In the data that follows, find the line containing "Extract all readable text from this page."; then quote that line and every line after it, exactly, through the last one.

** START OF DATA PROVIDED **

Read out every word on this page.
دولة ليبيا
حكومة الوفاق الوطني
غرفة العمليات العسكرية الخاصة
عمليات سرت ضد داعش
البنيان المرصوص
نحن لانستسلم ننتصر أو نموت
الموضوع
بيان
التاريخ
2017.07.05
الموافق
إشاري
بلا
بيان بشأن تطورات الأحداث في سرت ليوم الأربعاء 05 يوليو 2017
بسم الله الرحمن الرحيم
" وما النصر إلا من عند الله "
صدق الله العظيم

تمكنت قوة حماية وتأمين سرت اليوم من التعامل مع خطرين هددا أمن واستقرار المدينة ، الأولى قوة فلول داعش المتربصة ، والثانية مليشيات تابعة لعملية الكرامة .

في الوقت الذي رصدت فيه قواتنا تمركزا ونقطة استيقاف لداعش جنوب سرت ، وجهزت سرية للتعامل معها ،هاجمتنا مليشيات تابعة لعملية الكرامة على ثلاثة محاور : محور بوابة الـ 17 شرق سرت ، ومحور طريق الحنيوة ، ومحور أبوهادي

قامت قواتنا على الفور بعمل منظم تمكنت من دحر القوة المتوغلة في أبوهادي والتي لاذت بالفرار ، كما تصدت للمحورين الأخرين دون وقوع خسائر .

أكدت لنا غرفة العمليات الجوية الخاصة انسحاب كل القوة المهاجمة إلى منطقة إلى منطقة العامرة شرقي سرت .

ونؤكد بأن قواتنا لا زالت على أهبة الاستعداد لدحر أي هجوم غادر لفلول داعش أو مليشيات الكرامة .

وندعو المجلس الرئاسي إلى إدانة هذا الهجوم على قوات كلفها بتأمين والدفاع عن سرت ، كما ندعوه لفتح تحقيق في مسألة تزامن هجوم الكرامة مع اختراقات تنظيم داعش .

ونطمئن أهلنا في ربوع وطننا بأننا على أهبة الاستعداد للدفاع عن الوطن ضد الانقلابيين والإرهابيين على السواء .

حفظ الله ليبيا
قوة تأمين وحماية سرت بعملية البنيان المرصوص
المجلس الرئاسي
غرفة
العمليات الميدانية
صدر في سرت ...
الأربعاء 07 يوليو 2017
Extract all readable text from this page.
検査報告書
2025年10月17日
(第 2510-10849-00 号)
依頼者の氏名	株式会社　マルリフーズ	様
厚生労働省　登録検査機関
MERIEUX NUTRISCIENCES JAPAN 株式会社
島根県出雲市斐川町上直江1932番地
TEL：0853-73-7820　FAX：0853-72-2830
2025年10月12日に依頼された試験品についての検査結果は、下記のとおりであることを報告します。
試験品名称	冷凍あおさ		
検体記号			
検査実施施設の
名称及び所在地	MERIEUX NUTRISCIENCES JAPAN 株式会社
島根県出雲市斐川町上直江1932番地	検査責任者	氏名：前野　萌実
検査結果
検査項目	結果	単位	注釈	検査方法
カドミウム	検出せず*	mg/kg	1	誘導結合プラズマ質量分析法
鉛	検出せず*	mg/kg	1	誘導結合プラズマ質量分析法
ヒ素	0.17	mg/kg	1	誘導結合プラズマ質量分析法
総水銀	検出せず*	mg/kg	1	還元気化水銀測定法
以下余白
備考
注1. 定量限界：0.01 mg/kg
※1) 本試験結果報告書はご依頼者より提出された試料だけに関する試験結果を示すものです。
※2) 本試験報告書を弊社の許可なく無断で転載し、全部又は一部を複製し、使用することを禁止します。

** END OF DATA PROVIDED **

COMPLETED TASK:
Extract all readable text from this page.
検査報告書
2025年10月17日
(第 2510-10849-00 号)
依頼者の氏名	株式会社　マルリフーズ	様
厚生労働省　登録検査機関
MERIEUX NUTRISCIENCES JAPAN 株式会社
島根県出雲市斐川町上直江1932番地
TEL：0853-73-7820　FAX：0853-72-2830
2025年10月12日に依頼された試験品についての検査結果は、下記のとおりであることを報告します。
試験品名称	冷凍あおさ		
検体記号			
検査実施施設の
名称及び所在地	MERIEUX NUTRISCIENCES JAPAN 株式会社
島根県出雲市斐川町上直江1932番地	検査責任者	氏名：前野　萌実
検査結果
検査項目	結果	単位	注釈	検査方法
カドミウム	検出せず*	mg/kg	1	誘導結合プラズマ質量分析法
鉛	検出せず*	mg/kg	1	誘導結合プラズマ質量分析法
ヒ素	0.17	mg/kg	1	誘導結合プラズマ質量分析法
総水銀	検出せず*	mg/kg	1	還元気化水銀測定法
以下余白
備考
注1. 定量限界：0.01 mg/kg
※1) 本試験結果報告書はご依頼者より提出された試料だけに関する試験結果を示すものです。
※2) 本試験報告書を弊社の許可なく無断で転載し、全部又は一部を複製し、使用することを禁止します。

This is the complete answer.